Below is a block of records; return all of them exactly, but without the images.

:: DATA ROWS

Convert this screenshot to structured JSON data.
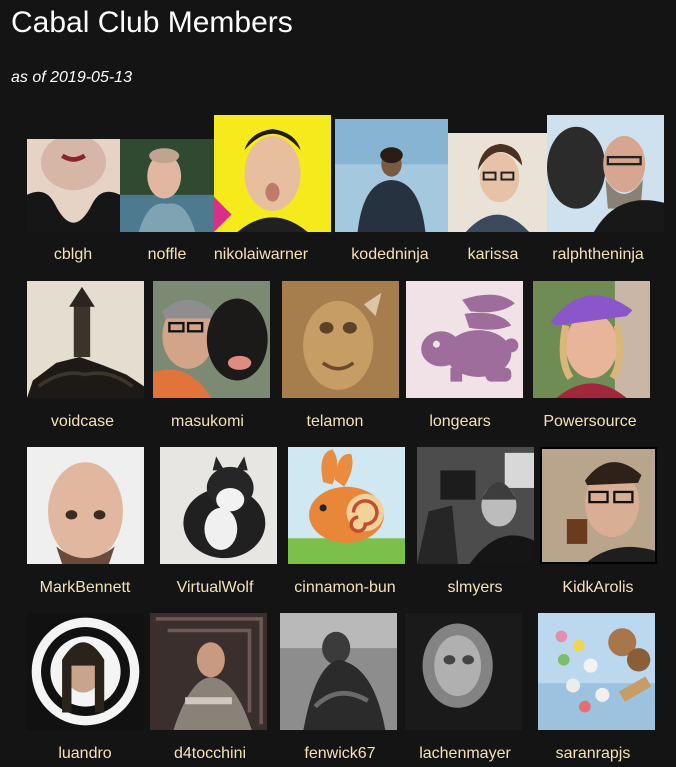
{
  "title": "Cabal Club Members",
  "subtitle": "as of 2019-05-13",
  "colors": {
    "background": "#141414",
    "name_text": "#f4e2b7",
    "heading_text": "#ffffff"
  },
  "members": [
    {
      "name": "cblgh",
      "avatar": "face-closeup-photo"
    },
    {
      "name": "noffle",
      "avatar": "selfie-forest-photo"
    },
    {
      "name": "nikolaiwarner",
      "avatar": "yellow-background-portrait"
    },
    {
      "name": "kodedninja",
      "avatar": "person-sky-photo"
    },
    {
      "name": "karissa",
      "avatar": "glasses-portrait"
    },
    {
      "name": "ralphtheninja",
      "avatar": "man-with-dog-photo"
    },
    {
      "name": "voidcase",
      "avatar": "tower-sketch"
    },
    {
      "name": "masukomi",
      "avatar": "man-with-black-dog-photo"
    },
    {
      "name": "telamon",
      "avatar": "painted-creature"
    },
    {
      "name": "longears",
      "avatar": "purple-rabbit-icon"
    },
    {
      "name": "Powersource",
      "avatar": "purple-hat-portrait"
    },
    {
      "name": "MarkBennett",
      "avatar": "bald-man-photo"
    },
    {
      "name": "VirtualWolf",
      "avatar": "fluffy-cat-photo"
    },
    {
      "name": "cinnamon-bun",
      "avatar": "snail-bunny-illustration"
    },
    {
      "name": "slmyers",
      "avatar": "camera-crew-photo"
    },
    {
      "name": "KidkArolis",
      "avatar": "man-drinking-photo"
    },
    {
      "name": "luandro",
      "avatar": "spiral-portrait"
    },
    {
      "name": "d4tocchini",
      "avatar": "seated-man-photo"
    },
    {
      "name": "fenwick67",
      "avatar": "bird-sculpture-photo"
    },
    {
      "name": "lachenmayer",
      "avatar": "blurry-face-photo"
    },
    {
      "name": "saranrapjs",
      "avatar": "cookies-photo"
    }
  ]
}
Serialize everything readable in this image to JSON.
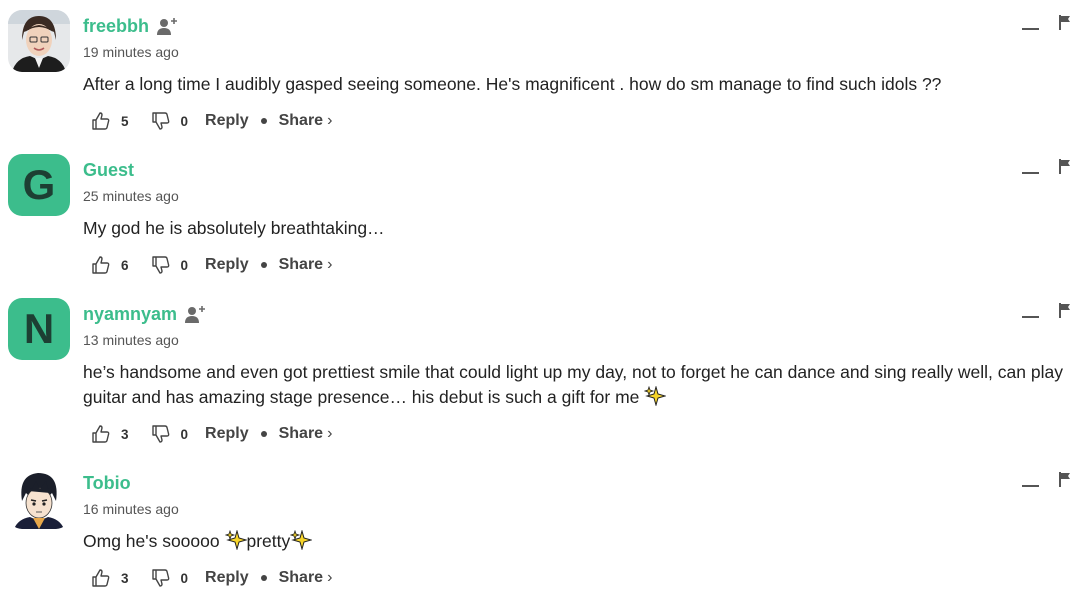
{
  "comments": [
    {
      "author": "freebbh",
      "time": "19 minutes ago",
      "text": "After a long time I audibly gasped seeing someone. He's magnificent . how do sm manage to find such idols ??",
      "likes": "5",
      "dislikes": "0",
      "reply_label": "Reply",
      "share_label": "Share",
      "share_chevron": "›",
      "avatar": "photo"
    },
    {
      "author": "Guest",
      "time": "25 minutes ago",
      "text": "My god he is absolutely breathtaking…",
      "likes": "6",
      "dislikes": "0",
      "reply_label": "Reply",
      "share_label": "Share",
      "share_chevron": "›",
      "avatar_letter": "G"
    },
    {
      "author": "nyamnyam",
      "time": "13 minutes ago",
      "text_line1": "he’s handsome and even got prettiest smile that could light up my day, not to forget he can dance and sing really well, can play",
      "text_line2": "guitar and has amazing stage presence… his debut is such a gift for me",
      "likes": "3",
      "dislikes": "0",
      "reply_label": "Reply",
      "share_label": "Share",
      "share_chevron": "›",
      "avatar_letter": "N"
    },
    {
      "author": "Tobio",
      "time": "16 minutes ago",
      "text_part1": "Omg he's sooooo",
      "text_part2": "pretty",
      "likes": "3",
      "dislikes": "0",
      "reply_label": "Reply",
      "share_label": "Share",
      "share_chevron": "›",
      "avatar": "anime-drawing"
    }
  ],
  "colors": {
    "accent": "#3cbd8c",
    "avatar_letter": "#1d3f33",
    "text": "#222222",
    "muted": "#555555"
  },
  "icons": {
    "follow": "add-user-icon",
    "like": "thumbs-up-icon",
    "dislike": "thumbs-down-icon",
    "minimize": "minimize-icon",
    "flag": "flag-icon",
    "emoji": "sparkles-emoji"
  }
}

::::

-- CORRECT RESPONSE --
Convert this screenshot to structured JSON data.
{
  "title": "Cabal Club Members",
  "subtitle": "as of 2019-05-13",
  "colors": {
    "background": "#141414",
    "name_text": "#f4e2b7",
    "heading_text": "#ffffff"
  },
  "members": [
    {
      "name": "cblgh",
      "avatar": "face-closeup-photo"
    },
    {
      "name": "noffle",
      "avatar": "selfie-forest-photo"
    },
    {
      "name": "nikolaiwarner",
      "avatar": "yellow-background-portrait"
    },
    {
      "name": "kodedninja",
      "avatar": "person-sky-photo"
    },
    {
      "name": "karissa",
      "avatar": "glasses-portrait"
    },
    {
      "name": "ralphtheninja",
      "avatar": "man-with-dog-photo"
    },
    {
      "name": "voidcase",
      "avatar": "tower-sketch"
    },
    {
      "name": "masukomi",
      "avatar": "man-with-black-dog-photo"
    },
    {
      "name": "telamon",
      "avatar": "painted-creature"
    },
    {
      "name": "longears",
      "avatar": "purple-rabbit-icon"
    },
    {
      "name": "Powersource",
      "avatar": "purple-hat-portrait"
    },
    {
      "name": "MarkBennett",
      "avatar": "bald-man-photo"
    },
    {
      "name": "VirtualWolf",
      "avatar": "fluffy-cat-photo"
    },
    {
      "name": "cinnamon-bun",
      "avatar": "snail-bunny-illustration"
    },
    {
      "name": "slmyers",
      "avatar": "camera-crew-photo"
    },
    {
      "name": "KidkArolis",
      "avatar": "man-drinking-photo"
    },
    {
      "name": "luandro",
      "avatar": "spiral-portrait"
    },
    {
      "name": "d4tocchini",
      "avatar": "seated-man-photo"
    },
    {
      "name": "fenwick67",
      "avatar": "bird-sculpture-photo"
    },
    {
      "name": "lachenmayer",
      "avatar": "blurry-face-photo"
    },
    {
      "name": "saranrapjs",
      "avatar": "cookies-photo"
    }
  ]
}
Serialize everything readable in this image to JSON.
{
  "comments": [
    {
      "author": "freebbh",
      "time": "19 minutes ago",
      "text": "After a long time I audibly gasped seeing someone. He's magnificent . how do sm manage to find such idols ??",
      "likes": "5",
      "dislikes": "0",
      "reply_label": "Reply",
      "share_label": "Share",
      "share_chevron": "›",
      "avatar": "photo"
    },
    {
      "author": "Guest",
      "time": "25 minutes ago",
      "text": "My god he is absolutely breathtaking…",
      "likes": "6",
      "dislikes": "0",
      "reply_label": "Reply",
      "share_label": "Share",
      "share_chevron": "›",
      "avatar_letter": "G"
    },
    {
      "author": "nyamnyam",
      "time": "13 minutes ago",
      "text_line1": "he’s handsome and even got prettiest smile that could light up my day, not to forget he can dance and sing really well, can play",
      "text_line2": "guitar and has amazing stage presence… his debut is such a gift for me",
      "likes": "3",
      "dislikes": "0",
      "reply_label": "Reply",
      "share_label": "Share",
      "share_chevron": "›",
      "avatar_letter": "N"
    },
    {
      "author": "Tobio",
      "time": "16 minutes ago",
      "text_part1": "Omg he's sooooo",
      "text_part2": "pretty",
      "likes": "3",
      "dislikes": "0",
      "reply_label": "Reply",
      "share_label": "Share",
      "share_chevron": "›",
      "avatar": "anime-drawing"
    }
  ],
  "colors": {
    "accent": "#3cbd8c",
    "avatar_letter": "#1d3f33",
    "text": "#222222",
    "muted": "#555555"
  },
  "icons": {
    "follow": "add-user-icon",
    "like": "thumbs-up-icon",
    "dislike": "thumbs-down-icon",
    "minimize": "minimize-icon",
    "flag": "flag-icon",
    "emoji": "sparkles-emoji"
  }
}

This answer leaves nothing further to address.